→ Aim of the exercise: Retype the full set of records. Keep every character identical.

→ Dataset rows:
──────
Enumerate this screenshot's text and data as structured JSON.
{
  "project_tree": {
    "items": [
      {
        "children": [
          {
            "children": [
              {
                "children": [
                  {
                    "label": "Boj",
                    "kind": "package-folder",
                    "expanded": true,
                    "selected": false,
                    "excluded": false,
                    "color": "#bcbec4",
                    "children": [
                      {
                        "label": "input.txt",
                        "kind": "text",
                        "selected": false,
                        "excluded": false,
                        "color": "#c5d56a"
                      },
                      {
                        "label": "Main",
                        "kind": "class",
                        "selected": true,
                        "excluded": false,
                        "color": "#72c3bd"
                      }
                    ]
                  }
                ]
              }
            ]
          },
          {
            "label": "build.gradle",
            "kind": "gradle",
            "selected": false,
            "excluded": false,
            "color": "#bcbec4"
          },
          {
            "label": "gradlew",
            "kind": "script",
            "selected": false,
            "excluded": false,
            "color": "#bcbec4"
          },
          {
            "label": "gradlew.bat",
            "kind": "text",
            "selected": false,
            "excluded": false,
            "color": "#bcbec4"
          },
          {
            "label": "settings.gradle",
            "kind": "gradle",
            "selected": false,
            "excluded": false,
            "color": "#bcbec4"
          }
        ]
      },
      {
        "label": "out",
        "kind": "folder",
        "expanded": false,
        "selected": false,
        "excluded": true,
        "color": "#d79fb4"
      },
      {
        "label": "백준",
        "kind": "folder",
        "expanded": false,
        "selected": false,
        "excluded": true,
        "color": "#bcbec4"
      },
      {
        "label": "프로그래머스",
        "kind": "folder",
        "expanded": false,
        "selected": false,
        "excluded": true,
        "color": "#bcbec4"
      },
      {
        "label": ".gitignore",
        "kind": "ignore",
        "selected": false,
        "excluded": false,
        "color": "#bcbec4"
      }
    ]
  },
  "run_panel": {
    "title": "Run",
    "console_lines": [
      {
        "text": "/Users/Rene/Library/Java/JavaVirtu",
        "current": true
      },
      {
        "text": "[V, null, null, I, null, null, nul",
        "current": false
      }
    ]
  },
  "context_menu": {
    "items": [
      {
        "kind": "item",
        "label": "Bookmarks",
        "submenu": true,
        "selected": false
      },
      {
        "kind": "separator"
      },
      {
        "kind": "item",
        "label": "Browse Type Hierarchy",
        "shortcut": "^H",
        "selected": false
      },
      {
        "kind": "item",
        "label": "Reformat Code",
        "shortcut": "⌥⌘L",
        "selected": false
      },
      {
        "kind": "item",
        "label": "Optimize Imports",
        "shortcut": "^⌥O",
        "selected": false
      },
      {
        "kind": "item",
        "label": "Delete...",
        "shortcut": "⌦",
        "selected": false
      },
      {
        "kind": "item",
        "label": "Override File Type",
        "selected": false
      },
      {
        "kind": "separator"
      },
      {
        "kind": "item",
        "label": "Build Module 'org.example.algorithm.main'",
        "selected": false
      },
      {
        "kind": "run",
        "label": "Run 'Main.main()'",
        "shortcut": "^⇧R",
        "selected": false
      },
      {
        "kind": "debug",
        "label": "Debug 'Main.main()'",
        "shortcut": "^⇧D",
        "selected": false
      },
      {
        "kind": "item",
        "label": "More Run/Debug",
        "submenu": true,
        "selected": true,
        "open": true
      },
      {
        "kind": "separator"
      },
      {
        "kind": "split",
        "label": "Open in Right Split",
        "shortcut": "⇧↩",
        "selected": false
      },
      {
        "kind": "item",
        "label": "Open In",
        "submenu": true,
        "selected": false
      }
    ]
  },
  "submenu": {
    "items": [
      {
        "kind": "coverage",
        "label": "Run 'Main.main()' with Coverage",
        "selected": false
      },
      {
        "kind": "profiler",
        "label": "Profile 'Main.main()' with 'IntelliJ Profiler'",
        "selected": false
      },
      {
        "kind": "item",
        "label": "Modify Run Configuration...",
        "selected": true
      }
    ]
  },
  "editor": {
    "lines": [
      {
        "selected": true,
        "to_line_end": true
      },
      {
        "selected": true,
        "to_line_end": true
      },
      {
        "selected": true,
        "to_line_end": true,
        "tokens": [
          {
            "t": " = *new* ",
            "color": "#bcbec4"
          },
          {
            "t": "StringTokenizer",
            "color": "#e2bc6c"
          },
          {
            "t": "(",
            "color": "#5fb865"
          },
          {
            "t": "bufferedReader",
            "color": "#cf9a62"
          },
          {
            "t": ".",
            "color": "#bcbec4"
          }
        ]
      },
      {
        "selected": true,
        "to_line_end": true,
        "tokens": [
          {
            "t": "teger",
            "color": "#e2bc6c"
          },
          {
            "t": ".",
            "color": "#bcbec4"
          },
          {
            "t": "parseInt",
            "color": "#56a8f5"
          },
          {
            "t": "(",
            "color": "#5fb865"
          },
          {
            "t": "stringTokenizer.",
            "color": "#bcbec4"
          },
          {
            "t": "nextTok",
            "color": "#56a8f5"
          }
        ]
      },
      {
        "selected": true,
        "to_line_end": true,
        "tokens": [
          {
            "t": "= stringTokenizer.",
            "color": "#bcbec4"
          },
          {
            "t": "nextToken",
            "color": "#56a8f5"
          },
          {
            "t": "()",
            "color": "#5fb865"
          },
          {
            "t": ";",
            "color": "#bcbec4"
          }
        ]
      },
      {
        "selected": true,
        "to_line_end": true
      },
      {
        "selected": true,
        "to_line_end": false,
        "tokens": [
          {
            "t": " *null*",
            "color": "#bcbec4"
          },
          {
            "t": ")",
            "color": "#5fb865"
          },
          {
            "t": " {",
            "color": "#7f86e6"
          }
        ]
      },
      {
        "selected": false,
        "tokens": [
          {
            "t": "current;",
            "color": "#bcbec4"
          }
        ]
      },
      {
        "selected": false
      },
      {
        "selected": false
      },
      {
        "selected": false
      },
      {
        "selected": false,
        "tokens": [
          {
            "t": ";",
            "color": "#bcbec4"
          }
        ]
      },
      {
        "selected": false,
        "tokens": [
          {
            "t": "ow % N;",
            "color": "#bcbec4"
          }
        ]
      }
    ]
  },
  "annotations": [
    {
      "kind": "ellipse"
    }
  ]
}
──────
→ Result for this task:
Enumerate this screenshot's text and data as structured JSON.
{
  "project_tree": {
    "items": [
      {
        "children": [
          {
            "children": [
              {
                "children": [
                  {
                    "label": "Boj",
                    "kind": "package-folder",
                    "expanded": true,
                    "selected": false,
                    "excluded": false,
                    "color": "#bcbec4",
                    "children": [
                      {
                        "label": "input.txt",
                        "kind": "text",
                        "selected": false,
                        "excluded": false,
                        "color": "#c5d56a"
                      },
                      {
                        "label": "Main",
                        "kind": "class",
                        "selected": true,
                        "excluded": false,
                        "color": "#72c3bd"
                      }
                    ]
                  }
                ]
              }
            ]
          },
          {
            "label": "build.gradle",
            "kind": "gradle",
            "selected": false,
            "excluded": false,
            "color": "#bcbec4"
          },
          {
            "label": "gradlew",
            "kind": "script",
            "selected": false,
            "excluded": false,
            "color": "#bcbec4"
          },
          {
            "label": "gradlew.bat",
            "kind": "text",
            "selected": false,
            "excluded": false,
            "color": "#bcbec4"
          },
          {
            "label": "settings.gradle",
            "kind": "gradle",
            "selected": false,
            "excluded": false,
            "color": "#bcbec4"
          }
        ]
      },
      {
        "label": "out",
        "kind": "folder",
        "expanded": false,
        "selected": false,
        "excluded": true,
        "color": "#d79fb4"
      },
      {
        "label": "백준",
        "kind": "folder",
        "expanded": false,
        "selected": false,
        "excluded": true,
        "color": "#bcbec4"
      },
      {
        "label": "프로그래머스",
        "kind": "folder",
        "expanded": false,
        "selected": false,
        "excluded": true,
        "color": "#bcbec4"
      },
      {
        "label": ".gitignore",
        "kind": "ignore",
        "selected": false,
        "excluded": false,
        "color": "#bcbec4"
      }
    ]
  },
  "run_panel": {
    "title": "Run",
    "console_lines": [
      {
        "text": "/Users/Rene/Library/Java/JavaVirtu",
        "current": true
      },
      {
        "text": "[V, null, null, I, null, null, nul",
        "current": false
      }
    ]
  },
  "context_menu": {
    "items": [
      {
        "kind": "item",
        "label": "Bookmarks",
        "submenu": true,
        "selected": false
      },
      {
        "kind": "separator"
      },
      {
        "kind": "item",
        "label": "Browse Type Hierarchy",
        "shortcut": "^H",
        "selected": false
      },
      {
        "kind": "item",
        "label": "Reformat Code",
        "shortcut": "⌥⌘L",
        "selected": false
      },
      {
        "kind": "item",
        "label": "Optimize Imports",
        "shortcut": "^⌥O",
        "selected": false
      },
      {
        "kind": "item",
        "label": "Delete...",
        "shortcut": "⌦",
        "selected": false
      },
      {
        "kind": "item",
        "label": "Override File Type",
        "selected": false
      },
      {
        "kind": "separator"
      },
      {
        "kind": "item",
        "label": "Build Module 'org.example.algorithm.main'",
        "selected": false
      },
      {
        "kind": "run",
        "label": "Run 'Main.main()'",
        "shortcut": "^⇧R",
        "selected": false
      },
      {
        "kind": "debug",
        "label": "Debug 'Main.main()'",
        "shortcut": "^⇧D",
        "selected": false
      },
      {
        "kind": "item",
        "label": "More Run/Debug",
        "submenu": true,
        "selected": true,
        "open": true
      },
      {
        "kind": "separator"
      },
      {
        "kind": "split",
        "label": "Open in Right Split",
        "shortcut": "⇧↩",
        "selected": false
      },
      {
        "kind": "item",
        "label": "Open In",
        "submenu": true,
        "selected": false
      }
    ]
  },
  "submenu": {
    "items": [
      {
        "kind": "coverage",
        "label": "Run 'Main.main()' with Coverage",
        "selected": false
      },
      {
        "kind": "profiler",
        "label": "Profile 'Main.main()' with 'IntelliJ Profiler'",
        "selected": false
      },
      {
        "kind": "item",
        "label": "Modify Run Configuration...",
        "selected": true
      }
    ]
  },
  "editor": {
    "lines": [
      {
        "selected": true,
        "to_line_end": true
      },
      {
        "selected": true,
        "to_line_end": true
      },
      {
        "selected": true,
        "to_line_end": true,
        "tokens": [
          {
            "t": " = *new* ",
            "color": "#bcbec4"
          },
          {
            "t": "StringTokenizer",
            "color": "#e2bc6c"
          },
          {
            "t": "(",
            "color": "#5fb865"
          },
          {
            "t": "bufferedReader",
            "color": "#cf9a62"
          },
          {
            "t": ".",
            "color": "#bcbec4"
          }
        ]
      },
      {
        "selected": true,
        "to_line_end": true,
        "tokens": [
          {
            "t": "teger",
            "color": "#e2bc6c"
          },
          {
            "t": ".",
            "color": "#bcbec4"
          },
          {
            "t": "parseInt",
            "color": "#56a8f5"
          },
          {
            "t": "(",
            "color": "#5fb865"
          },
          {
            "t": "stringTokenizer.",
            "color": "#bcbec4"
          },
          {
            "t": "nextTok",
            "color": "#56a8f5"
          }
        ]
      },
      {
        "selected": true,
        "to_line_end": true,
        "tokens": [
          {
            "t": "= stringTokenizer.",
            "color": "#bcbec4"
          },
          {
            "t": "nextToken",
            "color": "#56a8f5"
          },
          {
            "t": "()",
            "color": "#5fb865"
          },
          {
            "t": ";",
            "color": "#bcbec4"
          }
        ]
      },
      {
        "selected": true,
        "to_line_end": true
      },
      {
        "selected": true,
        "to_line_end": false,
        "tokens": [
          {
            "t": " *null*",
            "color": "#bcbec4"
          },
          {
            "t": ")",
            "color": "#5fb865"
          },
          {
            "t": " {",
            "color": "#7f86e6"
          }
        ]
      },
      {
        "selected": false,
        "tokens": [
          {
            "t": "current;",
            "color": "#bcbec4"
          }
        ]
      },
      {
        "selected": false
      },
      {
        "selected": false
      },
      {
        "selected": false
      },
      {
        "selected": false,
        "tokens": [
          {
            "t": ";",
            "color": "#bcbec4"
          }
        ]
      },
      {
        "selected": false,
        "tokens": [
          {
            "t": "ow % N;",
            "color": "#bcbec4"
          }
        ]
      }
    ]
  },
  "annotations": [
    {
      "kind": "ellipse"
    }
  ]
}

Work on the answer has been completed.